**Given request:**
Copy out every record precisely.

**Input rows:**
_ _ _ _ _ _ _

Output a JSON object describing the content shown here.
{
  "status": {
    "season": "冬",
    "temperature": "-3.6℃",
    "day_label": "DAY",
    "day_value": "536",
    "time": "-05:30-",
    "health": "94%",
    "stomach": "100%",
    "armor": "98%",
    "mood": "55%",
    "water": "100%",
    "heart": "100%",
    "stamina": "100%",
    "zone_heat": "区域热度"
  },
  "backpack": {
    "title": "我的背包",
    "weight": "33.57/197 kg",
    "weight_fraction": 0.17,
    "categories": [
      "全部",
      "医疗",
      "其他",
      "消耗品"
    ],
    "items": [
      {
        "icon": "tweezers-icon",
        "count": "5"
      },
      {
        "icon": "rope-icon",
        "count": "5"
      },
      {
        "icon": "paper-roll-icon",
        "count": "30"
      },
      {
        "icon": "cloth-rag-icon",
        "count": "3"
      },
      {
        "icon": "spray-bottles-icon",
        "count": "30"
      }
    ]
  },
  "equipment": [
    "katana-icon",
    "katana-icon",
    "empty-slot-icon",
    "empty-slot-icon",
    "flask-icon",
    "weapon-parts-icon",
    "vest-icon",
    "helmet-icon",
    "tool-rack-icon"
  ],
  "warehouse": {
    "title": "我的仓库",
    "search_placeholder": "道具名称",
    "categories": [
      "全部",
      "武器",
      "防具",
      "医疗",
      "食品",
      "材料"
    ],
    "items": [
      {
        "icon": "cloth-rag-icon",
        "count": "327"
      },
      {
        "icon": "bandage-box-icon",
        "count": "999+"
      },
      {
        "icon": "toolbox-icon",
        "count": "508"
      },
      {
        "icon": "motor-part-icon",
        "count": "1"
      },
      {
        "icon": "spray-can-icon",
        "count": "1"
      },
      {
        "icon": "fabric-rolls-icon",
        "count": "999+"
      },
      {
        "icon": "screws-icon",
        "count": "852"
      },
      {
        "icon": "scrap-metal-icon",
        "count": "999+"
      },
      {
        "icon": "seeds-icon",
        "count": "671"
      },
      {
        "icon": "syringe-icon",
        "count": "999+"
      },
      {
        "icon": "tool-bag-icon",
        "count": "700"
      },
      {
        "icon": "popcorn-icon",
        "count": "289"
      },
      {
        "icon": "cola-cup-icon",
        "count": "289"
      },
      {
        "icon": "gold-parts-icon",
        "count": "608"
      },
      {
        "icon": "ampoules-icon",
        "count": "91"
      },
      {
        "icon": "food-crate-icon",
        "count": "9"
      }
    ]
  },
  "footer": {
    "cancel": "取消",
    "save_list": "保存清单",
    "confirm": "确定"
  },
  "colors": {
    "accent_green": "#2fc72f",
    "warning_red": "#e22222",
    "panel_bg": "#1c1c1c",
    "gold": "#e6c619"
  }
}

_ _ _ _ _ _ _

**Response to this task:**
Output a JSON object describing the content shown here.
{
  "status": {
    "season": "冬",
    "temperature": "-3.6℃",
    "day_label": "DAY",
    "day_value": "536",
    "time": "-05:30-",
    "health": "94%",
    "stomach": "100%",
    "armor": "98%",
    "mood": "55%",
    "water": "100%",
    "heart": "100%",
    "stamina": "100%",
    "zone_heat": "区域热度"
  },
  "backpack": {
    "title": "我的背包",
    "weight": "33.57/197 kg",
    "weight_fraction": 0.17,
    "categories": [
      "全部",
      "医疗",
      "其他",
      "消耗品"
    ],
    "items": [
      {
        "icon": "tweezers-icon",
        "count": "5"
      },
      {
        "icon": "rope-icon",
        "count": "5"
      },
      {
        "icon": "paper-roll-icon",
        "count": "30"
      },
      {
        "icon": "cloth-rag-icon",
        "count": "3"
      },
      {
        "icon": "spray-bottles-icon",
        "count": "30"
      }
    ]
  },
  "equipment": [
    "katana-icon",
    "katana-icon",
    "empty-slot-icon",
    "empty-slot-icon",
    "flask-icon",
    "weapon-parts-icon",
    "vest-icon",
    "helmet-icon",
    "tool-rack-icon"
  ],
  "warehouse": {
    "title": "我的仓库",
    "search_placeholder": "道具名称",
    "categories": [
      "全部",
      "武器",
      "防具",
      "医疗",
      "食品",
      "材料"
    ],
    "items": [
      {
        "icon": "cloth-rag-icon",
        "count": "327"
      },
      {
        "icon": "bandage-box-icon",
        "count": "999+"
      },
      {
        "icon": "toolbox-icon",
        "count": "508"
      },
      {
        "icon": "motor-part-icon",
        "count": "1"
      },
      {
        "icon": "spray-can-icon",
        "count": "1"
      },
      {
        "icon": "fabric-rolls-icon",
        "count": "999+"
      },
      {
        "icon": "screws-icon",
        "count": "852"
      },
      {
        "icon": "scrap-metal-icon",
        "count": "999+"
      },
      {
        "icon": "seeds-icon",
        "count": "671"
      },
      {
        "icon": "syringe-icon",
        "count": "999+"
      },
      {
        "icon": "tool-bag-icon",
        "count": "700"
      },
      {
        "icon": "popcorn-icon",
        "count": "289"
      },
      {
        "icon": "cola-cup-icon",
        "count": "289"
      },
      {
        "icon": "gold-parts-icon",
        "count": "608"
      },
      {
        "icon": "ampoules-icon",
        "count": "91"
      },
      {
        "icon": "food-crate-icon",
        "count": "9"
      }
    ]
  },
  "footer": {
    "cancel": "取消",
    "save_list": "保存清单",
    "confirm": "确定"
  },
  "colors": {
    "accent_green": "#2fc72f",
    "warning_red": "#e22222",
    "panel_bg": "#1c1c1c",
    "gold": "#e6c619"
  }
}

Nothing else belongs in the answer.